- RAW DATA:
◇ ◇ ◇ ◇

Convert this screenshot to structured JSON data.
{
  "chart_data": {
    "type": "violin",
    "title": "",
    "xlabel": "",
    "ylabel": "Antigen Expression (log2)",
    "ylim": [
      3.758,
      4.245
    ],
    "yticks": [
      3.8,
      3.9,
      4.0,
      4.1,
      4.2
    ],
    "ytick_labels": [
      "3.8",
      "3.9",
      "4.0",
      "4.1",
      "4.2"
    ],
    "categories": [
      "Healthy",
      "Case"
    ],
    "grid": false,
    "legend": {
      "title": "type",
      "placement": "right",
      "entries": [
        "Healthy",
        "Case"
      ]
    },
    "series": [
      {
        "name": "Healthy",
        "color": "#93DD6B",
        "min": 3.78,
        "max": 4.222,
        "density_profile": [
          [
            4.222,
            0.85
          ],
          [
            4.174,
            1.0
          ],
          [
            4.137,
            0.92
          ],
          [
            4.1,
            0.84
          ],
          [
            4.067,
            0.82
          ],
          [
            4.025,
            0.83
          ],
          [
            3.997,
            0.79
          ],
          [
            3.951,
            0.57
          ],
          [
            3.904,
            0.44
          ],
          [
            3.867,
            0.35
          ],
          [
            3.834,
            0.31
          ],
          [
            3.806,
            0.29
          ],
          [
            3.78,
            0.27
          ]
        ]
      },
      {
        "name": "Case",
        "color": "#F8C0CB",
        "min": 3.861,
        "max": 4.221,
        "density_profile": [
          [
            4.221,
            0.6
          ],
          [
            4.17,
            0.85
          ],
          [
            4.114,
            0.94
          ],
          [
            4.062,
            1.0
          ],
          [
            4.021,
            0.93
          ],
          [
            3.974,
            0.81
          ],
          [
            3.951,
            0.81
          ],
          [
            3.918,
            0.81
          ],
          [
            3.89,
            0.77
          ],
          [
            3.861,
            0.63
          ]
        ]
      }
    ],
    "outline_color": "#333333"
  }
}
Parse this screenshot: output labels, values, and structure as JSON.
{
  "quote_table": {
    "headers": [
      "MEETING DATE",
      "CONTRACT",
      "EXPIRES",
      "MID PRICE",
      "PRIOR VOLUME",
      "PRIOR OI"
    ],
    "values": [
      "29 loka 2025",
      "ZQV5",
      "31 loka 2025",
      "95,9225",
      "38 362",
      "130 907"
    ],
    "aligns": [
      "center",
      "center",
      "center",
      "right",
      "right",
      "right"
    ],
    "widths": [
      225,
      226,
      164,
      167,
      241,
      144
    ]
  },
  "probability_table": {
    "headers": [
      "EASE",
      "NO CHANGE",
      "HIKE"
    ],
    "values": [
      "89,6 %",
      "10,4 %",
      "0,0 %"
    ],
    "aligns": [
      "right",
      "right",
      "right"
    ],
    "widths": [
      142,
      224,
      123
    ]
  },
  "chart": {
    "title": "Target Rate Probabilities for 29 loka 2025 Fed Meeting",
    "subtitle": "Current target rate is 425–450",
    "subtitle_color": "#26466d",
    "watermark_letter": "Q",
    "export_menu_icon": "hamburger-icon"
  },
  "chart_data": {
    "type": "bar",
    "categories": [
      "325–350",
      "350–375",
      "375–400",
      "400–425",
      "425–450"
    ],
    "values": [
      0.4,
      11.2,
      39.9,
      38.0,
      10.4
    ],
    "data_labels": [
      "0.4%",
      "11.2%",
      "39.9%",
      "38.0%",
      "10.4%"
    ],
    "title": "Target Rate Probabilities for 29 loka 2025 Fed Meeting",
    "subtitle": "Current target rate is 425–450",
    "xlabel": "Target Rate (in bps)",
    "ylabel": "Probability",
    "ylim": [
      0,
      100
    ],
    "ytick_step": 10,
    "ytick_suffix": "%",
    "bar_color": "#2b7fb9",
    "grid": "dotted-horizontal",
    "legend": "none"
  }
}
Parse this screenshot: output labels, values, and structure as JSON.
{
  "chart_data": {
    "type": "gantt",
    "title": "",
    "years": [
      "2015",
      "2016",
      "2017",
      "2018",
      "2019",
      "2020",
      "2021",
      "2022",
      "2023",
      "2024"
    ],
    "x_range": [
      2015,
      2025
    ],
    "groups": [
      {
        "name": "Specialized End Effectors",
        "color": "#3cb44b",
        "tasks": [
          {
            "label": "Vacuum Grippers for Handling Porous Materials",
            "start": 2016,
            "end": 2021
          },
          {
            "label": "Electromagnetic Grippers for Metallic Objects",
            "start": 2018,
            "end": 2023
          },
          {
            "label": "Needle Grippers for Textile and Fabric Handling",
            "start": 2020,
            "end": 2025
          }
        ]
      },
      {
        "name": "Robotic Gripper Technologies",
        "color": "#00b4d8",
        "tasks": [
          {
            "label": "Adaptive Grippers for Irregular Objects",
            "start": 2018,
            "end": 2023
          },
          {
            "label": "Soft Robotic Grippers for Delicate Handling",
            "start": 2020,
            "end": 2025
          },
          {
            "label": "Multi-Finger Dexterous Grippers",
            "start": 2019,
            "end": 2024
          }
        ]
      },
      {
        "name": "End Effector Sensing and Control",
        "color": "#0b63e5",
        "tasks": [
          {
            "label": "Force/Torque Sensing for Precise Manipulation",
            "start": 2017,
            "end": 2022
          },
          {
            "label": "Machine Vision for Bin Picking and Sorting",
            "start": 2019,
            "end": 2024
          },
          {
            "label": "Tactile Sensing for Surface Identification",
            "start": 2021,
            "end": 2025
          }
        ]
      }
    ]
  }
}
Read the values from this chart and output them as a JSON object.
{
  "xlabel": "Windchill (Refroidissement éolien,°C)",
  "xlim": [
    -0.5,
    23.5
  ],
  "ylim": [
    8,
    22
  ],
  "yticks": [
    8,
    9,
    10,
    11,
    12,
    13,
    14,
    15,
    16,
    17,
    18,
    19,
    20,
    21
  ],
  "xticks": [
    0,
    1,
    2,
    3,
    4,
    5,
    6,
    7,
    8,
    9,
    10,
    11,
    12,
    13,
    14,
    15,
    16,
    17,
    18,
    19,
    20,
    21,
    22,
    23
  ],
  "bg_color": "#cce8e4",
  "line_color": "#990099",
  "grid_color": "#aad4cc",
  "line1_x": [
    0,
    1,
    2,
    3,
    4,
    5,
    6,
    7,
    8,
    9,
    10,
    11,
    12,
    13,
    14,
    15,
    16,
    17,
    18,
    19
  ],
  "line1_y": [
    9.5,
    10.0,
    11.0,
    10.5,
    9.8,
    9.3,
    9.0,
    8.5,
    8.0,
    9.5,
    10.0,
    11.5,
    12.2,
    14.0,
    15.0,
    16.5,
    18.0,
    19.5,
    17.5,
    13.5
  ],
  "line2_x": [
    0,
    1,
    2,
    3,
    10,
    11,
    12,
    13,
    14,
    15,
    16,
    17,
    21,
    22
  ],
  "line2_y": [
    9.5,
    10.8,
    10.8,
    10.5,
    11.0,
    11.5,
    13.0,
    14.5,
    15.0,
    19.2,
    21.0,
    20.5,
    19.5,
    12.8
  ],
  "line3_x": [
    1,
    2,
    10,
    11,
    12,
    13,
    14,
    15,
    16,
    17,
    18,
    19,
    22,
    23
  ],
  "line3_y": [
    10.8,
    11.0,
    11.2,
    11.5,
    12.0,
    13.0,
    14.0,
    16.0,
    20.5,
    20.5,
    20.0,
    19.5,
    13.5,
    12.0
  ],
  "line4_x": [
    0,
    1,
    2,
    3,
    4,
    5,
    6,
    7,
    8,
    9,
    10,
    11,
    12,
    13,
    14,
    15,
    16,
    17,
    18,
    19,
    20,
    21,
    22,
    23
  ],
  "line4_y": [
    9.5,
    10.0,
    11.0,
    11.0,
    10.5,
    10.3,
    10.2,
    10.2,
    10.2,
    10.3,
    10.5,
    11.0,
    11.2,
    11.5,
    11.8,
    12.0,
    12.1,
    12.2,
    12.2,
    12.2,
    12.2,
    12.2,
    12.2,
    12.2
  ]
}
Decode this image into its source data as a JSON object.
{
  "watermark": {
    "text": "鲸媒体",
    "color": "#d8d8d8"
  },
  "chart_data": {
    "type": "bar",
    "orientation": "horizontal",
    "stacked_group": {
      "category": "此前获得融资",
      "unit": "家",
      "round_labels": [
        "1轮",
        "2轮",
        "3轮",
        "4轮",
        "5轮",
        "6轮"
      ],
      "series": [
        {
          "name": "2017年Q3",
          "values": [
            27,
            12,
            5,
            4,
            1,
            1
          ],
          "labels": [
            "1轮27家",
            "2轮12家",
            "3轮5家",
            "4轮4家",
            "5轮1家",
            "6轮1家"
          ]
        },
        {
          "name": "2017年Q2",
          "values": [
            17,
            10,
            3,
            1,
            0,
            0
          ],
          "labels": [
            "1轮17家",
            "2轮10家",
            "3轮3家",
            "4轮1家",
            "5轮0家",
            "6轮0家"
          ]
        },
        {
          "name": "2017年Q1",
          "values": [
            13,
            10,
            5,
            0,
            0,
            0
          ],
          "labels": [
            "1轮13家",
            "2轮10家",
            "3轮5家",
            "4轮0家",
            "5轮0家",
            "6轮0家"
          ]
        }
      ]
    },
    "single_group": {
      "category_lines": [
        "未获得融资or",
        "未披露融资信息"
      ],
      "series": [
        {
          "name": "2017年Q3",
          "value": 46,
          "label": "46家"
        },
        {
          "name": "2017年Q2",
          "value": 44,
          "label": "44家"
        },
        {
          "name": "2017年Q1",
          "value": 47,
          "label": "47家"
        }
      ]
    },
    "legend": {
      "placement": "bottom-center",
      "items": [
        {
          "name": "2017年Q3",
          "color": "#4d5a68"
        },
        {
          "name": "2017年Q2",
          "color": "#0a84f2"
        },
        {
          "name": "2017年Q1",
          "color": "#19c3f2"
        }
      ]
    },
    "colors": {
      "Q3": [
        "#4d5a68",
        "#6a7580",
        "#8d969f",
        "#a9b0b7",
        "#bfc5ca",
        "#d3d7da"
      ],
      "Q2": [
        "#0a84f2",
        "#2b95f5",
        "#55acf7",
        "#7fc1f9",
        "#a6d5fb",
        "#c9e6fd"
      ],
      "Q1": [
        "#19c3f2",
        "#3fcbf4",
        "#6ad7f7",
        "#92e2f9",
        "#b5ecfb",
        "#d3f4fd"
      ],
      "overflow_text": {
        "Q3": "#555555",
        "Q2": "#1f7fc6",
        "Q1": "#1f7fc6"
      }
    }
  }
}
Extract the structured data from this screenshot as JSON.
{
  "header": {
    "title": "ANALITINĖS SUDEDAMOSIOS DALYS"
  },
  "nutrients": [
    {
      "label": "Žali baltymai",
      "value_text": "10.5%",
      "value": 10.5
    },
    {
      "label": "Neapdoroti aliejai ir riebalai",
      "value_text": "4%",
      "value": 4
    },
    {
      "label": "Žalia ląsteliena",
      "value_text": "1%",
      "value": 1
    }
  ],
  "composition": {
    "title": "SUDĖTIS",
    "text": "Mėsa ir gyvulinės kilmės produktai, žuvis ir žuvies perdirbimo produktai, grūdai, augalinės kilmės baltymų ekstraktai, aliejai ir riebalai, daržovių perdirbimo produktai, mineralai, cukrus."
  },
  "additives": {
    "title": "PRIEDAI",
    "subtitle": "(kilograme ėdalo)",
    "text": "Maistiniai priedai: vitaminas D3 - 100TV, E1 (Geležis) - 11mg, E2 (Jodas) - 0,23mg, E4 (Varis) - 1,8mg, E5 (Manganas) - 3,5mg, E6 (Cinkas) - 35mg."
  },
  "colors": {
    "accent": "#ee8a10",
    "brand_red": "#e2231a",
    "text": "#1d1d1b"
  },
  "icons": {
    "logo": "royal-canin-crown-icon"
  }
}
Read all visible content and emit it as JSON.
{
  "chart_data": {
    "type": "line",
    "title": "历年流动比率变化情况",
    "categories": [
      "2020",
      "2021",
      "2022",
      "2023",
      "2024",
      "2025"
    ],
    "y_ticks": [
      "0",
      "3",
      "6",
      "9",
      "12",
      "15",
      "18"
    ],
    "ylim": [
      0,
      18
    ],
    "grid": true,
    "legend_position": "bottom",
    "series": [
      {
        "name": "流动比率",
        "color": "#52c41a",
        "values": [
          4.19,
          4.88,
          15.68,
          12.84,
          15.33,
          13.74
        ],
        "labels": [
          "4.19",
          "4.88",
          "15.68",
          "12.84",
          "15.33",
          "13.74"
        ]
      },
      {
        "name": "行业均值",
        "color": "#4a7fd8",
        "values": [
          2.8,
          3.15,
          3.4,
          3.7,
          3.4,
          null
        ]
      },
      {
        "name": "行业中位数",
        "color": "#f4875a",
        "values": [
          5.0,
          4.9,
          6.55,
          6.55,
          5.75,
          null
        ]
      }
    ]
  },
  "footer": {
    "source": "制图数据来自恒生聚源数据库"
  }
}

◇ ◇ ◇ ◇

- EXERCISE: Give only the number of lines in the preceding material that contain the string "Handling".

- RESULT: 3